# Travail à faire
1 - Recopiez le passage du texte fourni qui va de « LE MINISTRE DE » à « que ce soit. ».
2 - Traduisez en anglais cette phrase du texte fourni : « Le demandeur a été arrêté et détenu pendant deux semaines environ. »

# Texte fourni
+===+

Dossier : IMM-4838-98



Entre


     HOAI THANH PHAN

     demandeur

     - and -

     LE MINISTRE DE LA CITOYENNETÉ ET DE L'IMMIGRATION

     défendeur

     MOTIFS DE L'ORDONNANCE

Le juge GIBSON


[1]          Les présents motifs se rapportent au recours en contrôle judiciaire exercé contre la décision par laquelle un agent des visas en poste à l'ambassade du Canada à Bonn (Allemagne) a rejeté la demande faite par le demandeur du droit de résidence permanente au Canada à titre de réfugié au sens de la Convention, tout en l'informant de ce qui suit :

Il appert également que vous ne remplissez pas pour le moment les conditions d'admission d'immigrants de quelque catégorie que ce soit.

[2]          La lettre notifiant au demandeur la décision de l'agent des visas est datée du 31 mars 1998.

[3]          Le demandeur, qui a 37 ans, est citoyen vietnamien et, à la date de la décision attaquée, résidait avec sa femme et leur enfant en Allemagne. Il avait quitté le Viet-Nam en 1980 sous les auspices du gouvernement vietnamien, pour suivre un cours de formation en Tchécoslovaquie, à l'issue duquel il a trouvé du travail dans ce dernier pays.

[4]          En 1991, il est revenu en vacances au Viet-Nam, rapportant dans ses bagages une certaine quantité de tracts de promotion des idéaux démocratiques. Pendant son séjour, il a discuté politique avec des gens qu'il prenait pour des amis et auxquels il a donné ces tracts. Apparemment l'une de ces personnes l'a dénoncé aux autorités. Le demandeur a été arrêté et détenu pendant deux semaines environ. Il a été interrogé et battu. Les autorités vietnamiennes n'ont apparemment pas saisi les tracts. Par la suite il a été remis en liberté provisoire. Au lieu d'affronter un procès pour soi-disant « activités de propagande ... contre la ligne du parti et du gouvernement » , il a profité d'une place d'avion réservée à l'avance pour retourner en Tchécoslovaquie.

[5]          La demandeur craignait que les autorités tchèques ne le remettent aux autorités vietnamiennes. C'est pourquoi en compagnie de sa femme, il a quitté la République tchèque pour entrer illégalement en Allemagne, traversant la frontière à pied.

+===+

# Données affichées
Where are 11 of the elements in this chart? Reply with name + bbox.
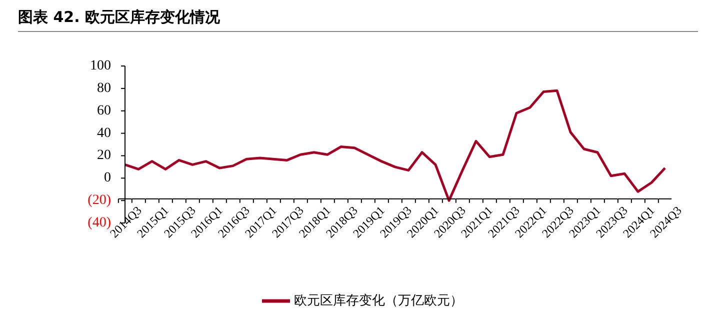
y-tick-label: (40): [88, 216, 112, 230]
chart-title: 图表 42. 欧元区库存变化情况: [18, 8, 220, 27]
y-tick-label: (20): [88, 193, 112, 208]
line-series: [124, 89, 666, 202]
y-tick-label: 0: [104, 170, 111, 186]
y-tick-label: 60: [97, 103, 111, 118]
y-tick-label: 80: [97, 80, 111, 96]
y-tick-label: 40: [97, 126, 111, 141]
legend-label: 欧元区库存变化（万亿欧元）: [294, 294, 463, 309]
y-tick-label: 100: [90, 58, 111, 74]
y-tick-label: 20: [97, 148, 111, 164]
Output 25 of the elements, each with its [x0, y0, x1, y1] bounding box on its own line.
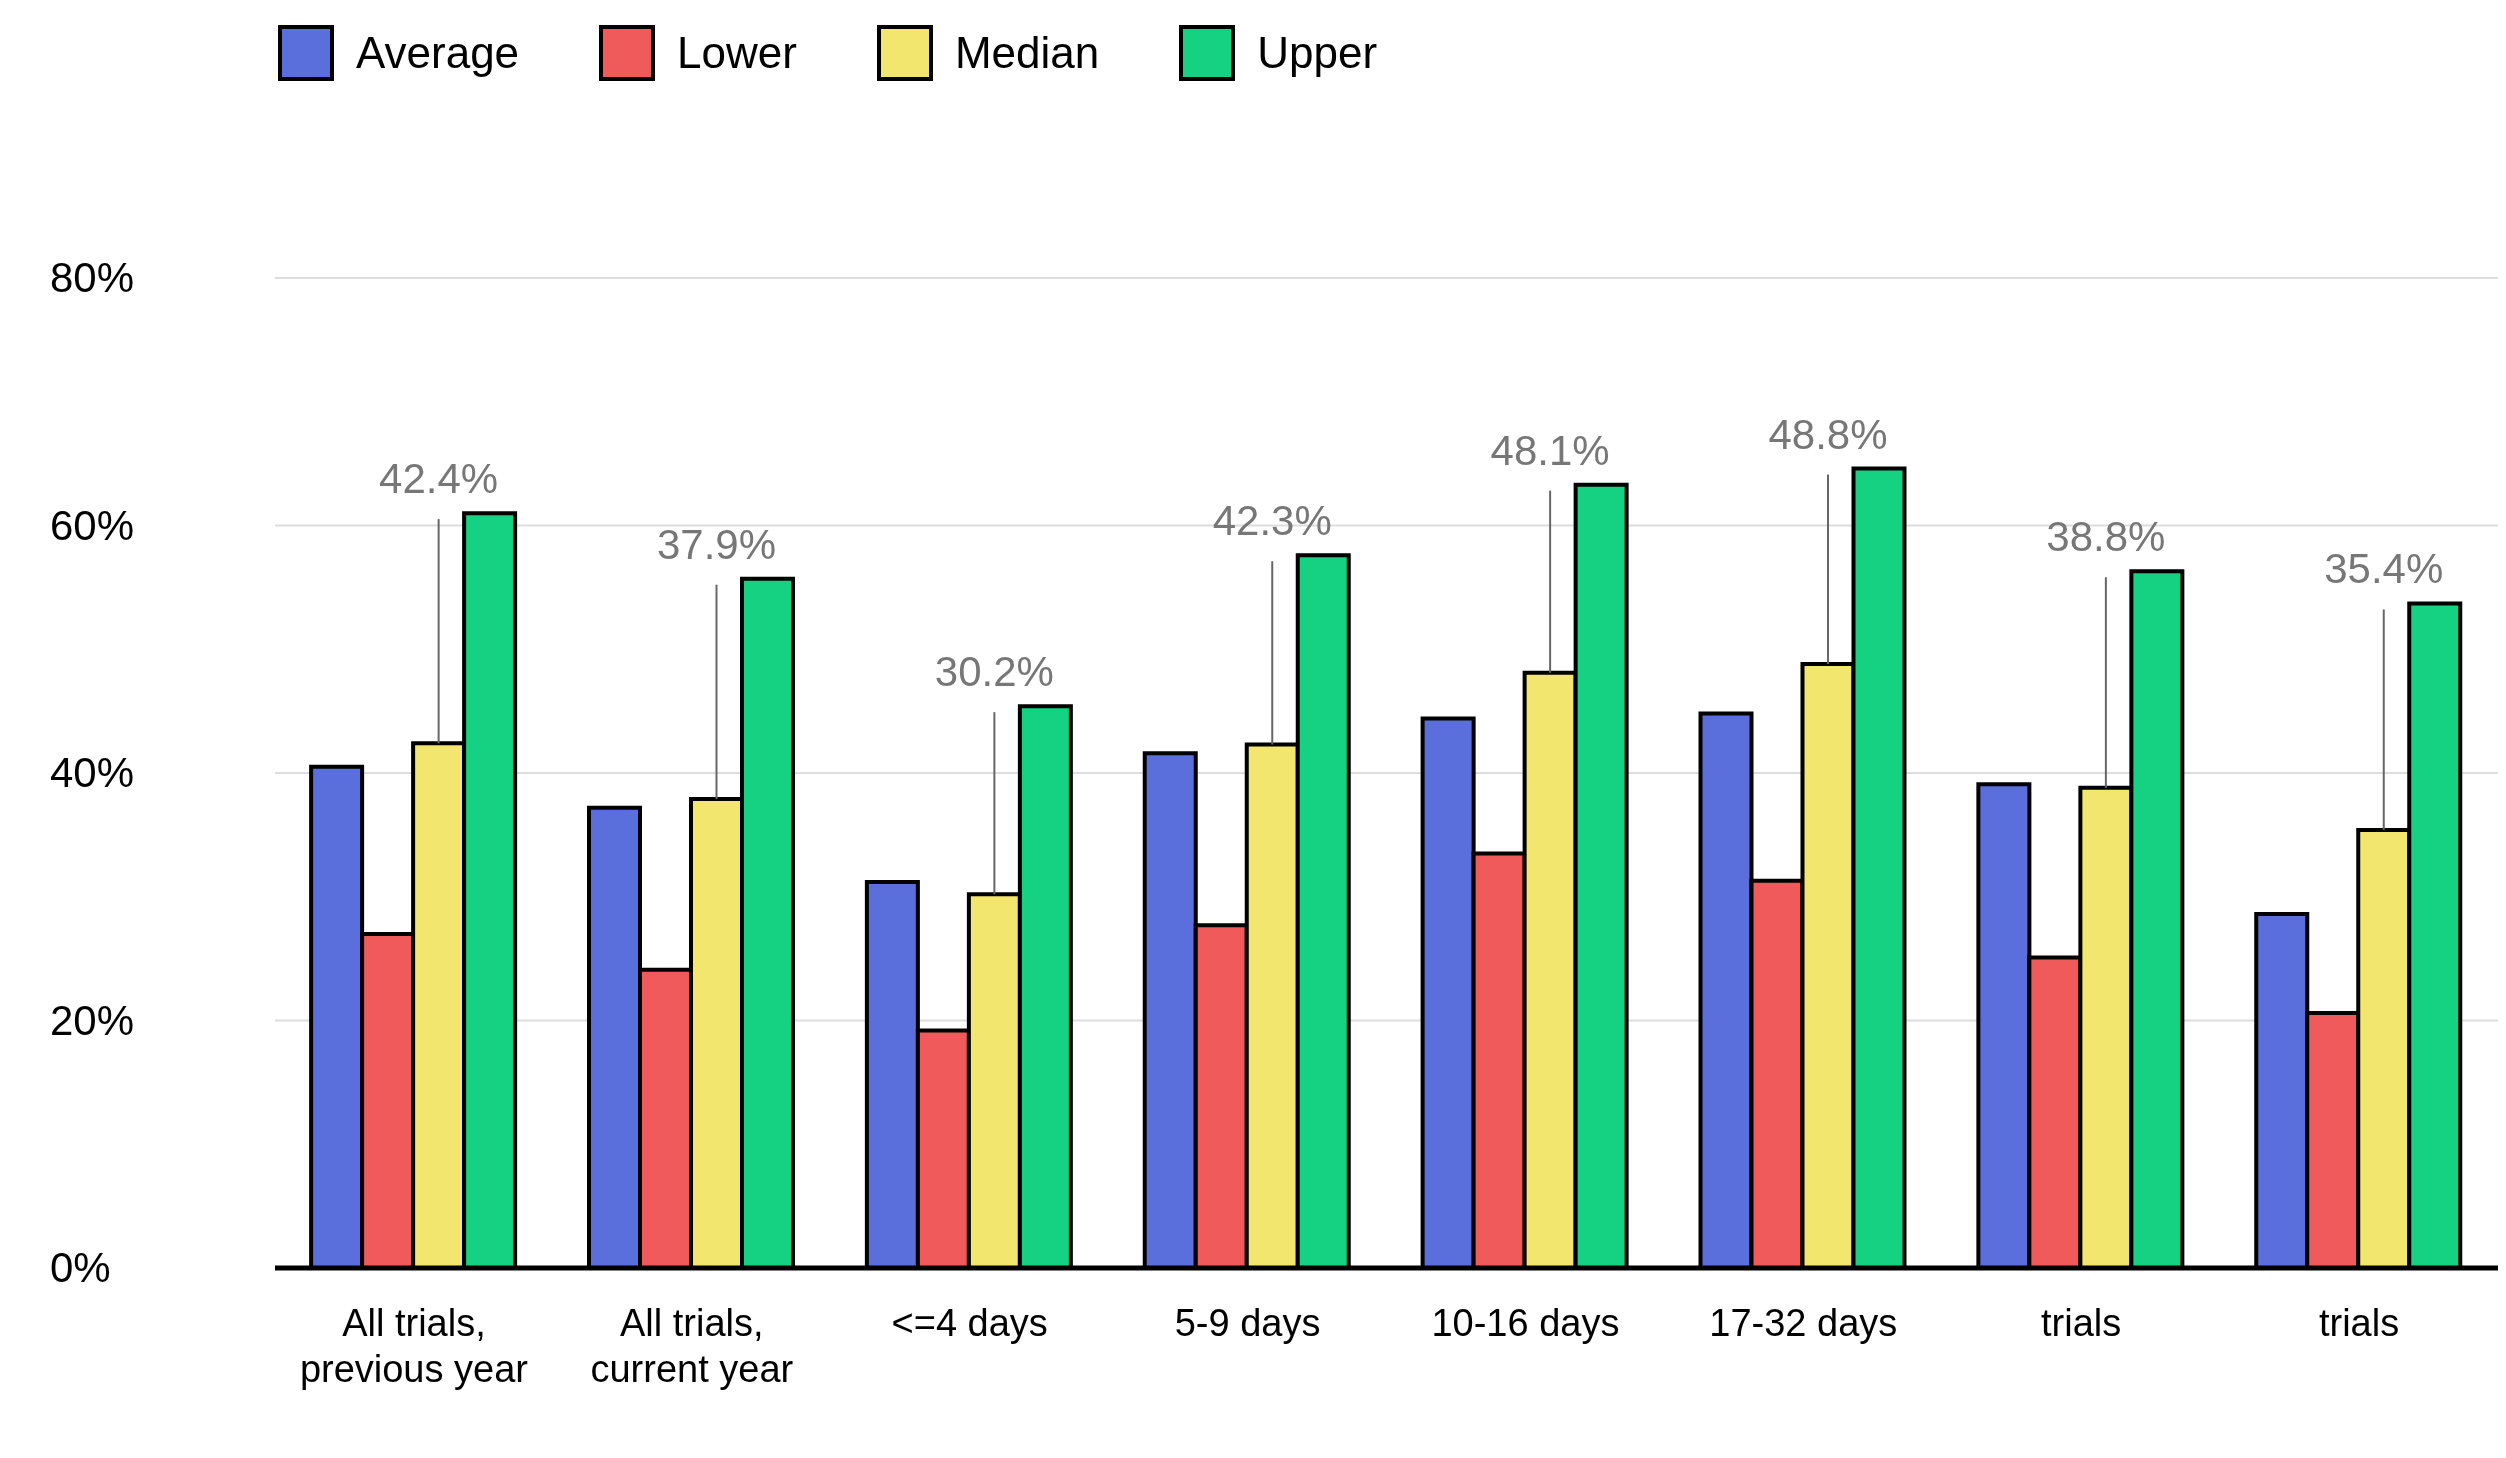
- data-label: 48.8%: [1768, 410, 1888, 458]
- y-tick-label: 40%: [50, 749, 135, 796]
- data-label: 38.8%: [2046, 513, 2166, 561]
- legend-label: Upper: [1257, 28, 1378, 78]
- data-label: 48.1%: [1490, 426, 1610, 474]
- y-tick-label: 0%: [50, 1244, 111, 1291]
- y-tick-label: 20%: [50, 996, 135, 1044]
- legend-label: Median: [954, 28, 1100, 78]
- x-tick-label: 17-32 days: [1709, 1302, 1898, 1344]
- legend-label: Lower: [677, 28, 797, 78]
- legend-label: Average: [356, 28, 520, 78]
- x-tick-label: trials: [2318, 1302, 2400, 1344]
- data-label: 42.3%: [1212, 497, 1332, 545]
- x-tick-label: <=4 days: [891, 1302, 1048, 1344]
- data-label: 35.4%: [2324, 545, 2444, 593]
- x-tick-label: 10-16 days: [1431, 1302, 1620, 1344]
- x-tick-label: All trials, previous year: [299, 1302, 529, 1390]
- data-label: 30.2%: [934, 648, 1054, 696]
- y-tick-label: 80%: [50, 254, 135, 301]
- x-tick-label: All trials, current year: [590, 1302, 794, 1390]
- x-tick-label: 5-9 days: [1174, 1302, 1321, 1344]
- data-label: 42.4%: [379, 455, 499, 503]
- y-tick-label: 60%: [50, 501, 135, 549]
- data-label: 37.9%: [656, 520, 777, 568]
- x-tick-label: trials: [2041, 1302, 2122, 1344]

+===+

# Tâches résolues
1 -
LE MINISTRE DE LA CITOYENNETÉ ET DE L'IMMIGRATION

     défendeur

     MOTIFS DE L'ORDONNANCE

Le juge GIBSON


[1]          Les présents motifs se rapportent au recours en contrôle judiciaire exercé contre la décision par laquelle un agent des visas en poste à l'ambassade du Canada à Bonn (Allemagne) a rejeté la demande faite par le demandeur du droit de résidence permanente au Canada à titre de réfugié au sens de la Convention, tout en l'informant de ce qui suit :

Il appert également que vous ne remplissez pas pour le moment les conditions d'admission d'immigrants de quelque catégorie que ce soit.

2 - The applicant was arrested and detained for about two weeks.